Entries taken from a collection
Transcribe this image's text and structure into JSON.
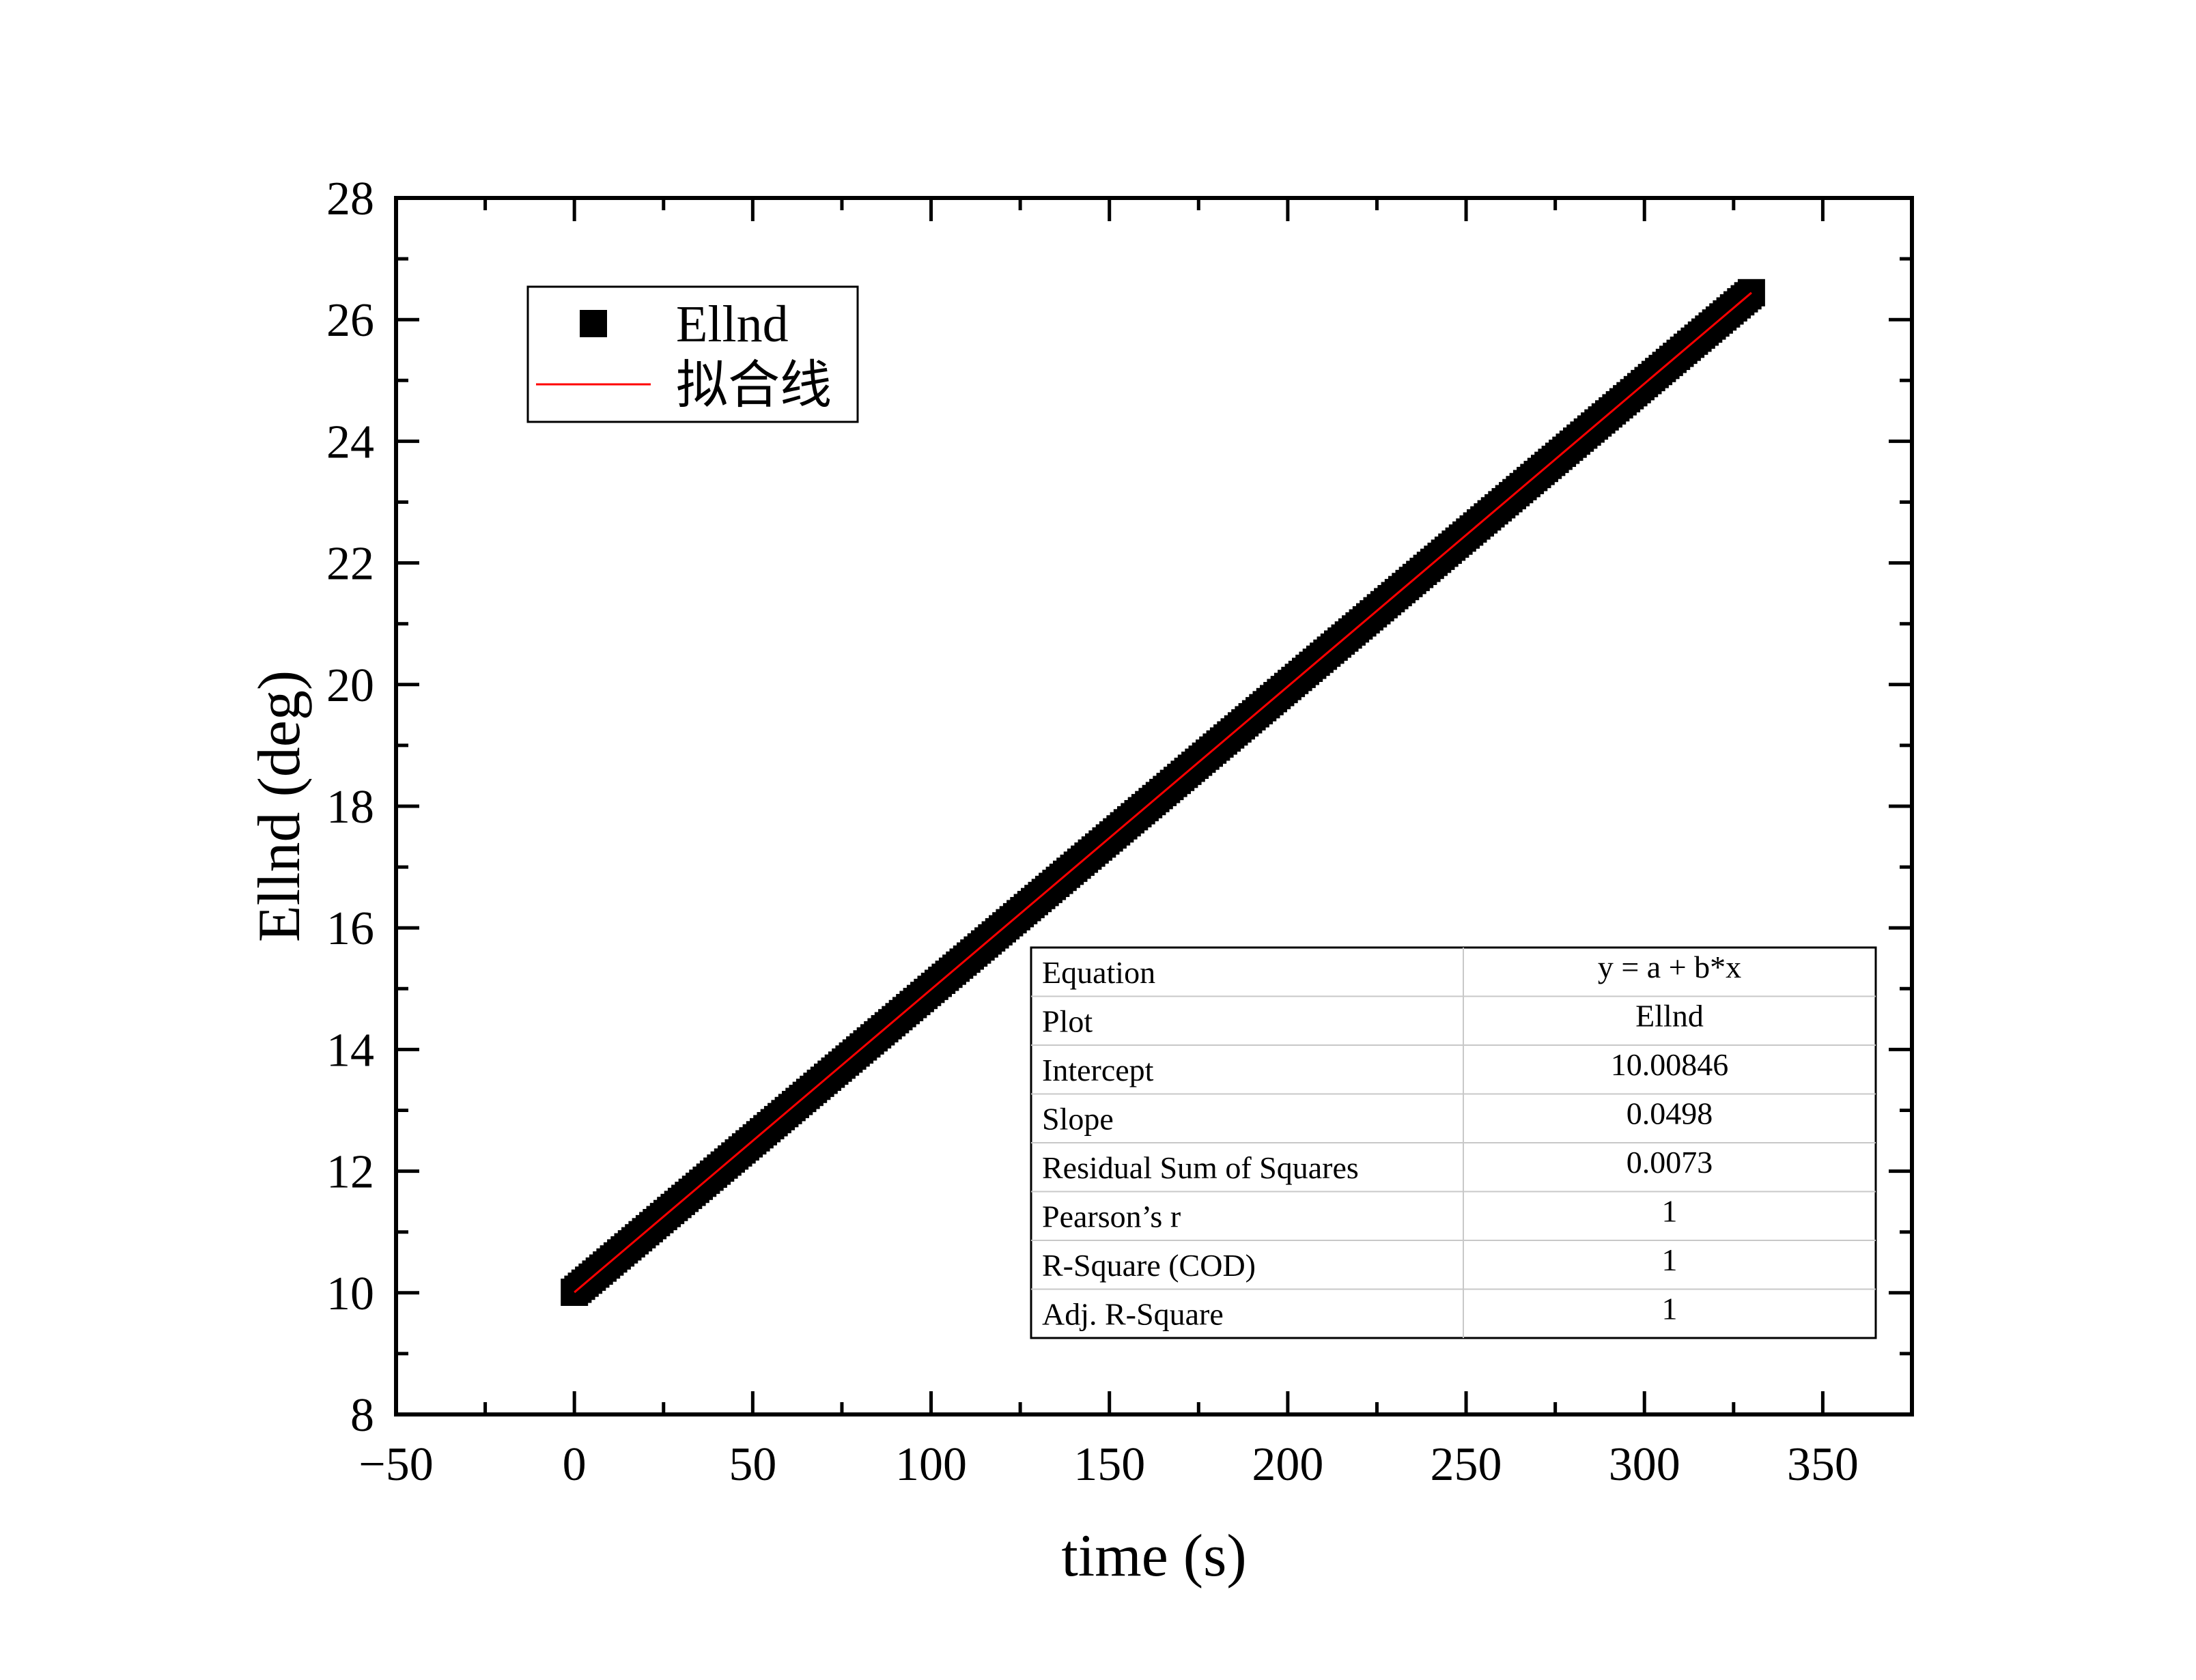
{
  "chart_data": {
    "type": "scatter",
    "xlabel": "time (s)",
    "ylabel": "Ellnd (deg)",
    "xlim": [
      -50,
      375
    ],
    "ylim": [
      8,
      28
    ],
    "xticks": [
      -50,
      0,
      50,
      100,
      150,
      200,
      250,
      300,
      350
    ],
    "xtick_labels": [
      "−50",
      "0",
      "50",
      "100",
      "150",
      "200",
      "250",
      "300",
      "350"
    ],
    "yticks": [
      8,
      10,
      12,
      14,
      16,
      18,
      20,
      22,
      24,
      26,
      28
    ],
    "ytick_labels": [
      "8",
      "10",
      "12",
      "14",
      "16",
      "18",
      "20",
      "22",
      "24",
      "26",
      "28"
    ],
    "grid": false,
    "legend_position": "top-left",
    "series": [
      {
        "name": "Ellnd",
        "kind": "scatter",
        "marker": "square",
        "color": "#000000",
        "x_range": [
          0,
          330
        ],
        "y_range": [
          10.0085,
          26.44
        ],
        "approx_x_step": 1
      },
      {
        "name": "拟合线",
        "kind": "line",
        "color": "#ff0000",
        "x": [
          0,
          330
        ],
        "y": [
          10.00846,
          26.44186
        ]
      }
    ],
    "fit_table": {
      "rows": [
        {
          "label": "Equation",
          "value": "y = a + b*x"
        },
        {
          "label": "Plot",
          "value": "Ellnd"
        },
        {
          "label": "Intercept",
          "value": "10.00846"
        },
        {
          "label": "Slope",
          "value": "0.0498"
        },
        {
          "label": "Residual Sum of Squares",
          "value": "0.0073"
        },
        {
          "label": "Pearson’s r",
          "value": "1"
        },
        {
          "label": "R-Square (COD)",
          "value": "1"
        },
        {
          "label": "Adj. R-Square",
          "value": "1"
        }
      ]
    }
  }
}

__Exercise instructions__. Each line in the records above should be reproduced exactly; images are not copied.

__Exercise response__.
Transcribe this image's text and structure into JSON.
{
  "chart_data": {
    "type": "scatter",
    "xlabel": "time (s)",
    "ylabel": "Ellnd (deg)",
    "xlim": [
      -50,
      375
    ],
    "ylim": [
      8,
      28
    ],
    "xticks": [
      -50,
      0,
      50,
      100,
      150,
      200,
      250,
      300,
      350
    ],
    "xtick_labels": [
      "−50",
      "0",
      "50",
      "100",
      "150",
      "200",
      "250",
      "300",
      "350"
    ],
    "yticks": [
      8,
      10,
      12,
      14,
      16,
      18,
      20,
      22,
      24,
      26,
      28
    ],
    "ytick_labels": [
      "8",
      "10",
      "12",
      "14",
      "16",
      "18",
      "20",
      "22",
      "24",
      "26",
      "28"
    ],
    "grid": false,
    "legend_position": "top-left",
    "series": [
      {
        "name": "Ellnd",
        "kind": "scatter",
        "marker": "square",
        "color": "#000000",
        "x_range": [
          0,
          330
        ],
        "y_range": [
          10.0085,
          26.44
        ],
        "approx_x_step": 1
      },
      {
        "name": "拟合线",
        "kind": "line",
        "color": "#ff0000",
        "x": [
          0,
          330
        ],
        "y": [
          10.00846,
          26.44186
        ]
      }
    ],
    "fit_table": {
      "rows": [
        {
          "label": "Equation",
          "value": "y = a + b*x"
        },
        {
          "label": "Plot",
          "value": "Ellnd"
        },
        {
          "label": "Intercept",
          "value": "10.00846"
        },
        {
          "label": "Slope",
          "value": "0.0498"
        },
        {
          "label": "Residual Sum of Squares",
          "value": "0.0073"
        },
        {
          "label": "Pearson’s r",
          "value": "1"
        },
        {
          "label": "R-Square (COD)",
          "value": "1"
        },
        {
          "label": "Adj. R-Square",
          "value": "1"
        }
      ]
    }
  }
}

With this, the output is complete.